_Task_:
Go through the data below. Pull out every line that has the word "chevron".
[START Records for the exercise]
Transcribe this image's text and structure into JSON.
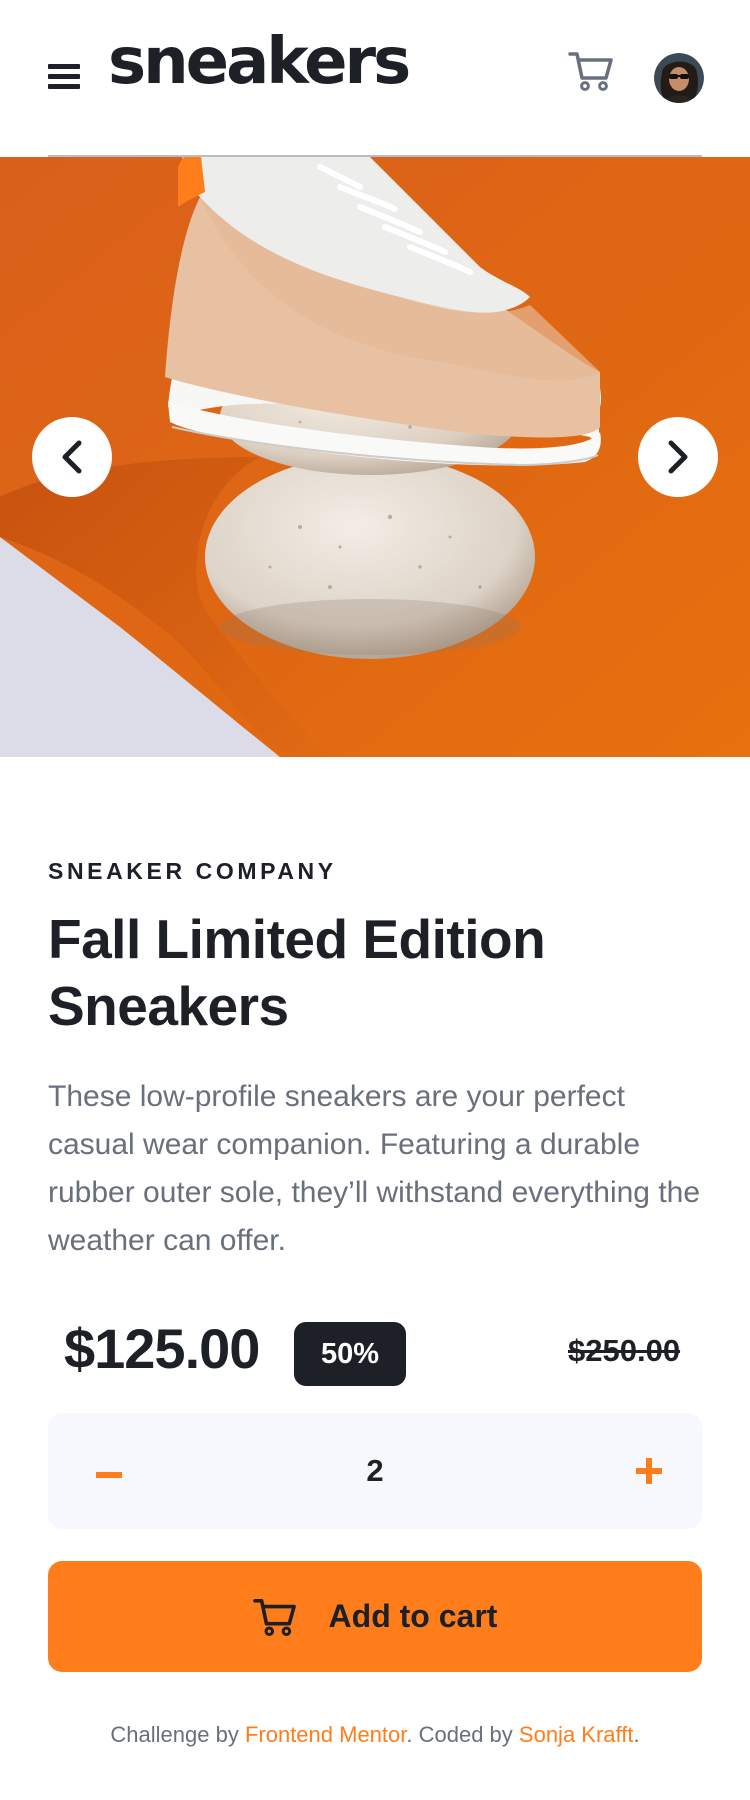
{
  "header": {
    "logo": "sneakers",
    "cart_label": "cart",
    "avatar_label": "user avatar"
  },
  "hero": {
    "prev_label": "previous image",
    "next_label": "next image"
  },
  "product": {
    "company": "SNEAKER COMPANY",
    "title": "Fall Limited Edition Sneakers",
    "description": "These low-profile sneakers are your perfect casual wear companion. Featuring a durable rubber outer sole, they’ll withstand everything the weather can offer.",
    "price": "$125.00",
    "discount": "50%",
    "original_price": "$250.00"
  },
  "quantity": {
    "value": "2"
  },
  "add_to_cart": {
    "label": "Add to cart"
  },
  "footer": {
    "prefix": "Challenge by ",
    "challenge_link": "Frontend Mentor",
    "middle": ". Coded by ",
    "author_link": "Sonja Krafft",
    "suffix": "."
  },
  "colors": {
    "accent": "#ff7e1b",
    "dark": "#1d2026",
    "muted": "#68707d",
    "stepper_bg": "#f6f8fd"
  },
  "icons": {
    "menu": "hamburger-menu-icon",
    "cart": "cart-icon",
    "prev": "chevron-left-icon",
    "next": "chevron-right-icon",
    "minus": "minus-icon",
    "plus": "plus-icon"
  }
}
[END Records for the exercise]
_Written answer_:
    "prev": "chevron-left-icon",
    "next": "chevron-right-icon",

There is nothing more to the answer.